Stated goal: Put each line of the records below into a numbered list, leaving out any blank lines.

(Spatial annotation records)
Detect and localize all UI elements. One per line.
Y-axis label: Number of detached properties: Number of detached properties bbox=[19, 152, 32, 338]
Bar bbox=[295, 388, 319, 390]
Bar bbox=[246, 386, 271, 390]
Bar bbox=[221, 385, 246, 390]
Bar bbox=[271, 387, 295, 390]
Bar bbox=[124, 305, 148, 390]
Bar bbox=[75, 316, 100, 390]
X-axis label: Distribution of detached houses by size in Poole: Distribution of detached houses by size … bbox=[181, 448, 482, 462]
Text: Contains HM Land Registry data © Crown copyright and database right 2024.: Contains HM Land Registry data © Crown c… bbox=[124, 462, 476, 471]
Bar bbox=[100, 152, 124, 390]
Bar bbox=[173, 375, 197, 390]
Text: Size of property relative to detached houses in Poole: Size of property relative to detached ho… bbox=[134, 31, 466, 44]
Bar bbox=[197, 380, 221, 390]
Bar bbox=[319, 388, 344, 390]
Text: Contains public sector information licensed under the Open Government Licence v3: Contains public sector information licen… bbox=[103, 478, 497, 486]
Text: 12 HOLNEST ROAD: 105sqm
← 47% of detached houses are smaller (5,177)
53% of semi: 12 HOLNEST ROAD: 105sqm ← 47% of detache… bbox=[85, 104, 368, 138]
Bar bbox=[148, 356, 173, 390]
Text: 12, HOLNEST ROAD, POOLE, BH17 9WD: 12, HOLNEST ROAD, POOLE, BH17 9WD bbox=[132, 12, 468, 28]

Solution for this problem:
1. Detect and localize all UI elements. One per line.
2. Y-axis label: Number of detached properties: Number of detached properties bbox=[19, 152, 32, 338]
3. Bar bbox=[295, 388, 319, 390]
4. Bar bbox=[246, 386, 271, 390]
5. Bar bbox=[221, 385, 246, 390]
6. Bar bbox=[271, 387, 295, 390]
7. Bar bbox=[124, 305, 148, 390]
8. Bar bbox=[75, 316, 100, 390]
9. X-axis label: Distribution of detached houses by size in Poole: Distribution of detached houses by size … bbox=[181, 448, 482, 462]
10. Text: Contains HM Land Registry data © Crown copyright and database right 2024.: Contains HM Land Registry data © Crown c… bbox=[124, 462, 476, 471]
11. Bar bbox=[100, 152, 124, 390]
12. Bar bbox=[173, 375, 197, 390]
13. Text: Size of property relative to detached houses in Poole: Size of property relative to detached ho… bbox=[134, 31, 466, 44]
14. Bar bbox=[197, 380, 221, 390]
15. Bar bbox=[319, 388, 344, 390]
16. Text: Contains public sector information licensed under the Open Government Licence v3: Contains public sector information licen… bbox=[103, 478, 497, 486]
17. Text: 12 HOLNEST ROAD: 105sqm
18. ← 47% of detached houses are smaller (5,177)
19. 53% of semi: 12 HOLNEST ROAD: 105sqm ← 47% of detache… bbox=[85, 104, 368, 138]
20. Bar bbox=[148, 356, 173, 390]
21. Text: 12, HOLNEST ROAD, POOLE, BH17 9WD: 12, HOLNEST ROAD, POOLE, BH17 9WD bbox=[132, 12, 468, 28]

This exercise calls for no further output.